Por Natália Faria
A imagem de um Portugal rural e atrasado - onde fado, futebol e Fátima
educavam e instruíam - continua enraizada na cabeça de muitos emigrantes
espalhados pelo mundo. Ou continuava. Porque, sobretudo a partir do Campeonato
Europeu de Futebol de 2004, o futebol tem projectado na diáspora portuguesa a
imagem de um país moderno, organizado, cosmopolita, produtor de heróis à escala
global. Resultado: muitos emigrantes de segunda e terceira geração
reconciliaram-se com o país de origem e começaram a afirmar com orgulho a sua
condição de luso-descendentes.
Mas o papel do futebol na construção do sentimento de pertença entre os emigrantes portugueses vai muito para além do Euro 2004, segundo Clara Nina Tiesler, investigadora do Instituto de Ciências Sociais da Universidade de Lisboa que coordenou o primeiro estudo comparativo da relação sócio-cultural que os emigrantes portugueses mantêm com o futebol. O projecto Diasbola, que é hoje apresentado em Lisboa, levou seis investigadores a analisarem seis "espaços lusófonos": Inglaterra, Alemanha, Estados Unidos, França, Brasil e Moçambique.
Depois de centenas de entrevistas, os investigadores apuraram que, independentemente das especificidades de cada uma das comunidades de emigrantes, o futebol funciona em todas como o principal link ao país de origem. Mais do que a língua, o bacalhau, a cerveja, o rancho folclórico ou a política. "Dos elementos que servem para reconstruir a cultura portuguesa no estrangeiro, o futebol é o elemento cultural mais moderno, o que fala uma língua internacional", diz Nina Tiesler. "Enquanto um rancho folclórico transmite a imagem do campesino do século XIX, o futebol centra-se em figuras internacionais e modernas como Mourinho ou Cristiano Ronaldo: sobre estes pode-se falar com pessoas de qualquer nacionalidade."
Dito de outro modo, o futebol marca golos relativamente aos restantes transmissores de portugalidade, porque rasga a fotografia a preto e branco da aldeia transmontana e troca-a pela imagem a cores do Centro Cultural de Belém e, lá está, do Euro 2004. "O futebol tem esse papel de ajudar a desfazer a imagem que os emigrantes tradicionais tinham de um país subdesenvolvido e que tem perdurado porque, quando regressam nas férias de Agosto, estes emigrantes raramente vão a Lisboa ou ao Porto: ficam-se pelas aldeias de origem", explica ainda esta investigadora de origem alemã.
Orgulho português
Além de reconciliar os emigrantes com o país de origem, o futebol pode ser motor de emancipação social. Em França, por exemplo, onde existem 250 clubes de futebol portugueses, o jogo tem também ajudado os emigrantes a sair da posição subalterna em que ainda se encontram. "Lá, o futebol português tem um estatuto muito elevado e não foi por acaso que o Pauleta foi contratado para jogar no Paris Saint-Germain. De algum modo, isso ajudou a que os portugueses tenham deixado de querer manter-se invisíveis. Aliás, quando uma equipa lusa joga em França, é garantido que o estádio fica lotado e essa é das poucas ocasiões em que os emigrantes assumem livremente toda a paixão e toda a lealdade aos clubes portugueses. Curiosamente, quando os argelinos fazem isso relativamente aos seus clubes, são logo acusados de falta de lealdade à República."

** Tarefa indicada A **
Responda, com base no texto sobre o futebol e os emigrantes portugueses, às seguintes perguntas:
(i) Que espaços lusófonos foram analisados no projecto Diasbola?
(ii) Quantos clubes de futebol portugueses existem em França?
(iii) Para que clube foi contratado Pauleta?
** Tarefa indicada B **
Transcreva fielmente, do texto sobre o futebol e os emigrantes portugueses, o trecho que vai de "Dito de outro" até "de origem alemã.".
** Tarefa indicada C **
Prossiga a redação do texto sobre o futebol e os emigrantes portugueses a partir do ponto em que termina.

(Dados de posicionamento dos elementos)
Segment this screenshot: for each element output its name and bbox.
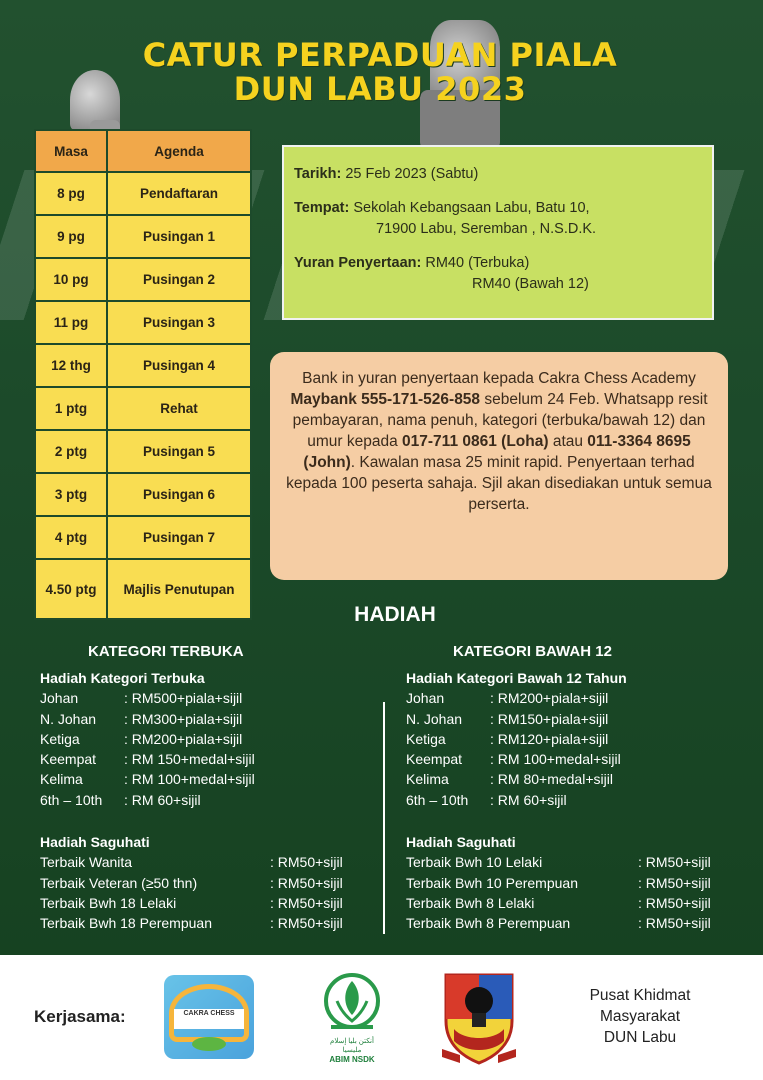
consolation-row (40, 913, 370, 933)
prize-place: Keempat (406, 751, 463, 768)
consolation-row (40, 873, 370, 893)
cakra-chess-logo (164, 975, 254, 1059)
consolation-place: Terbaik Veteran (≥50 thn) (40, 874, 198, 891)
event-info-box (282, 145, 714, 320)
prize-row (406, 688, 736, 708)
prize-row (40, 769, 370, 789)
agenda-item: Pusingan 5 (107, 430, 251, 473)
title-line-1: CATUR PERPADUAN PIALA (142, 36, 618, 74)
agenda-header-item: Agenda (107, 130, 251, 172)
payment-text-2: sebelum 24 Feb. Whatsapp resit pembayaran, nama penuh, kategori (terbuka/bawah 12) dan umur kepada (292, 391, 708, 450)
prize-row (40, 790, 370, 810)
abim-emblem-icon (323, 971, 381, 1037)
agenda-time: 4.50 ptg (35, 559, 107, 619)
consolation-value: : RM50+sijil (270, 915, 343, 932)
fee-line-2: RM40 (Bawah 12) (472, 276, 589, 292)
consolation-row (40, 893, 370, 913)
agenda-item: Pusingan 7 (107, 516, 251, 559)
consolation-place: Terbaik Bwh 18 Perempuan (40, 915, 212, 932)
venue-label: Tempat: (294, 200, 350, 216)
agenda-item: Pusingan 6 (107, 473, 251, 516)
payment-text-4: . Kawalan masa 25 minit rapid. Penyertaan terhad kepada 100 peserta sahaja. Sjil akan disediakan untuk semua perserta. (286, 454, 712, 513)
consolation-value: : RM50+sijil (638, 874, 711, 891)
prize-place: Ketiga (40, 730, 80, 747)
consolation-value: : RM50+sijil (638, 915, 711, 932)
open-consolation-heading: Hadiah Saguhati (40, 834, 150, 851)
consolation-row (406, 852, 736, 872)
consolation-place: Terbaik Bwh 8 Lelaki (406, 894, 535, 911)
consolation-place: Terbaik Bwh 18 Lelaki (40, 894, 177, 911)
payment-account: Maybank 555-171-526-858 (290, 391, 481, 408)
consolation-value: : RM50+sijil (638, 854, 711, 871)
agenda-time: 8 pg (35, 172, 107, 215)
agenda-row (35, 387, 251, 430)
consolation-place: Terbaik Bwh 8 Perempuan (406, 915, 571, 932)
prize-row (406, 729, 736, 749)
agenda-row (35, 215, 251, 258)
consolation-row (406, 893, 736, 913)
agenda-time: 1 ptg (35, 387, 107, 430)
consolation-row (406, 873, 736, 893)
date-row (294, 164, 702, 185)
collaboration-label: Kerjasama: (34, 1007, 126, 1026)
date-label: Tarikh: (294, 166, 342, 182)
under12-prize-heading: Hadiah Kategori Bawah 12 Tahun (406, 670, 627, 686)
payment-text-3: atau (548, 433, 588, 450)
venue-row (294, 198, 702, 240)
agenda-time: 2 ptg (35, 430, 107, 473)
prize-value: : RM 60+sijil (490, 791, 567, 808)
under12-category-title: KATEGORI BAWAH 12 (453, 643, 612, 660)
payment-instructions (270, 352, 728, 580)
agenda-item: Pusingan 2 (107, 258, 251, 301)
poster-title (40, 38, 720, 106)
dun-labu-crest-icon (440, 969, 518, 1067)
prize-row (40, 749, 370, 769)
agenda-row (35, 559, 251, 619)
prize-value: : RM 80+medal+sijil (490, 771, 613, 788)
agenda-header-time: Masa (35, 130, 107, 172)
sponsor-footer (0, 955, 763, 1080)
abim-arabic-text: أنكتن بليا إسلام مليسيا (330, 1038, 374, 1054)
agenda-row (35, 430, 251, 473)
open-category-title: KATEGORI TERBUKA (88, 643, 244, 660)
prize-row (406, 749, 736, 769)
open-prize-heading: Hadiah Kategori Terbuka (40, 670, 205, 686)
under12-consolation-heading: Hadiah Saguhati (406, 834, 516, 851)
prize-place: Johan (406, 690, 445, 707)
contact-john: 011-3364 8695 (John) (303, 433, 691, 471)
consolation-value: : RM50+sijil (270, 894, 343, 911)
agenda-row (35, 344, 251, 387)
agenda-row (35, 473, 251, 516)
service-center-line-3: DUN Labu (603, 1029, 677, 1046)
fee-label: Yuran Penyertaan: (294, 255, 422, 271)
prize-value: : RM 100+medal+sijil (490, 751, 621, 768)
fee-row (294, 253, 702, 295)
consolation-place: Terbaik Wanita (40, 854, 133, 871)
prize-row (40, 729, 370, 749)
prize-value: : RM200+piala+sijil (490, 690, 609, 707)
agenda-time: 10 pg (35, 258, 107, 301)
agenda-row (35, 301, 251, 344)
contact-loha: 017-711 0861 (Loha) (402, 433, 549, 450)
service-center-line-2: Masyarakat (599, 1008, 681, 1025)
cakra-logo-leaf-icon (192, 1037, 226, 1051)
venue-line-1: Sekolah Kebangsaan Labu, Batu 10, (353, 200, 590, 216)
agenda-time: 12 thg (35, 344, 107, 387)
title-line-2: DUN LABU 2023 (233, 70, 527, 108)
abim-name: ABIM NSDK (329, 1055, 375, 1064)
agenda-time: 4 ptg (35, 516, 107, 559)
agenda-time: 11 pg (35, 301, 107, 344)
service-center-name (565, 985, 715, 1048)
agenda-item: Pusingan 3 (107, 301, 251, 344)
prize-value: : RM300+piala+sijil (124, 710, 243, 727)
agenda-item: Pendaftaran (107, 172, 251, 215)
prize-place: 6th – 10th (406, 791, 469, 808)
consolation-row (40, 852, 370, 872)
agenda-time: 3 ptg (35, 473, 107, 516)
consolation-value: : RM50+sijil (638, 894, 711, 911)
prize-value: : RM150+piala+sijil (490, 710, 609, 727)
prize-value: : RM500+piala+sijil (124, 690, 243, 707)
open-prize-list (40, 668, 370, 934)
prize-place: Johan (40, 690, 79, 707)
agenda-time: 9 pg (35, 215, 107, 258)
consolation-value: : RM50+sijil (270, 874, 343, 891)
prize-value: : RM120+piala+sijil (490, 730, 609, 747)
prize-value: : RM 60+sijil (124, 791, 201, 808)
consolation-place: Terbaik Bwh 10 Perempuan (406, 874, 578, 891)
prize-place: 6th – 10th (40, 791, 103, 808)
agenda-row (35, 172, 251, 215)
service-center-line-1: Pusat Khidmat (589, 987, 691, 1004)
prize-value: : RM 100+medal+sijil (124, 771, 255, 788)
consolation-value: : RM50+sijil (270, 854, 343, 871)
prize-row (406, 709, 736, 729)
agenda-item: Rehat (107, 387, 251, 430)
prize-value: : RM200+piala+sijil (124, 730, 243, 747)
under12-prize-list (406, 668, 736, 934)
cakra-logo-band (174, 1009, 244, 1029)
prize-place: N. Johan (406, 710, 463, 727)
agenda-item: Pusingan 1 (107, 215, 251, 258)
prize-row (40, 688, 370, 708)
agenda-row (35, 516, 251, 559)
prize-row (406, 790, 736, 810)
cakra-logo-text: CAKRA CHESS (183, 1010, 235, 1017)
consolation-row (406, 913, 736, 933)
prize-place: Ketiga (406, 730, 446, 747)
venue-line-2: 71900 Labu, Seremban , N.S.D.K. (376, 221, 597, 237)
payment-text-1: Bank in yuran penyertaan kepada Cakra Chess Academy (302, 370, 696, 387)
date-value: 25 Feb 2023 (Sabtu) (345, 166, 479, 182)
prizes-title: HADIAH (354, 603, 436, 626)
prize-row (40, 709, 370, 729)
prize-place: Kelima (406, 771, 449, 788)
prize-row (406, 769, 736, 789)
prize-place: Keempat (40, 751, 97, 768)
agenda-row (35, 258, 251, 301)
prize-value: : RM 150+medal+sijil (124, 751, 255, 768)
agenda-table (34, 129, 252, 620)
prize-place: Kelima (40, 771, 83, 788)
fee-line-1: RM40 (Terbuka) (425, 255, 530, 271)
agenda-item: Majlis Penutupan (107, 559, 251, 619)
consolation-place: Terbaik Bwh 10 Lelaki (406, 854, 543, 871)
abim-logo (320, 971, 384, 1067)
agenda-item: Pusingan 4 (107, 344, 251, 387)
column-divider (383, 702, 385, 934)
agenda-header-row (35, 130, 251, 172)
prize-place: N. Johan (40, 710, 97, 727)
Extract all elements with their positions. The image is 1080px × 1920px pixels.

** Resultado A **
(i) Inglaterra, Alemanha, Estados Unidos, França, Brasil e Moçambique.
(ii) 250.
(iii) Paris Saint-Germain.

** Resultado B **
Dito de outro modo, o futebol marca golos relativamente aos restantes transmissores de portugalidade, porque rasga a fotografia a preto e branco da aldeia transmontana e troca-a pela imagem a cores do Centro Cultural de Belém e, lá está, do Euro 2004. "O futebol tem esse papel de ajudar a desfazer a imagem que os emigrantes tradicionais tinham de um país subdesenvolvido e que tem perdurado porque, quando regressam nas férias de Agosto, estes emigrantes raramente vão a Lisboa ou ao Porto: ficam-se pelas aldeias de origem", explica ainda esta investigadora de origem alemã.

** Resultado C **
Na Alemanha, o futebol também foi veículo transmissor do orgulho português, sobretudo a partir do momento em que a "geração de ouro", onde se destacavam Luís Figo, Sérgio Conceição, Rui Costa e João Pinto, ganhou à selecção alemã no Euro 2000 (por 3 a 0). "Não era moda as elites alemãs exteriorizarem a sua paixão pelo futebol, que tinha sido estilizado como um fenómeno das classes baixas. Em Portugal, ao contrário, a paixão pelo futebol é transversal a todas as classes sociais que a vivem sem vergonha. Aliás, quando Saramago regressa a Portugal depois de receber o Nobel, a primeira entrevista que dá é ao jornalA Bola e isso também ajudou a que Merkel [chanceler alemã], quando teve o Mundial [de 2006] nas mãos, pedisse ao Instituto Alemão uma lista de nomes de celebridades portuguesas que assumiam a sua paixão clubística para encorajar as elites alemãs a fazer o mesmo."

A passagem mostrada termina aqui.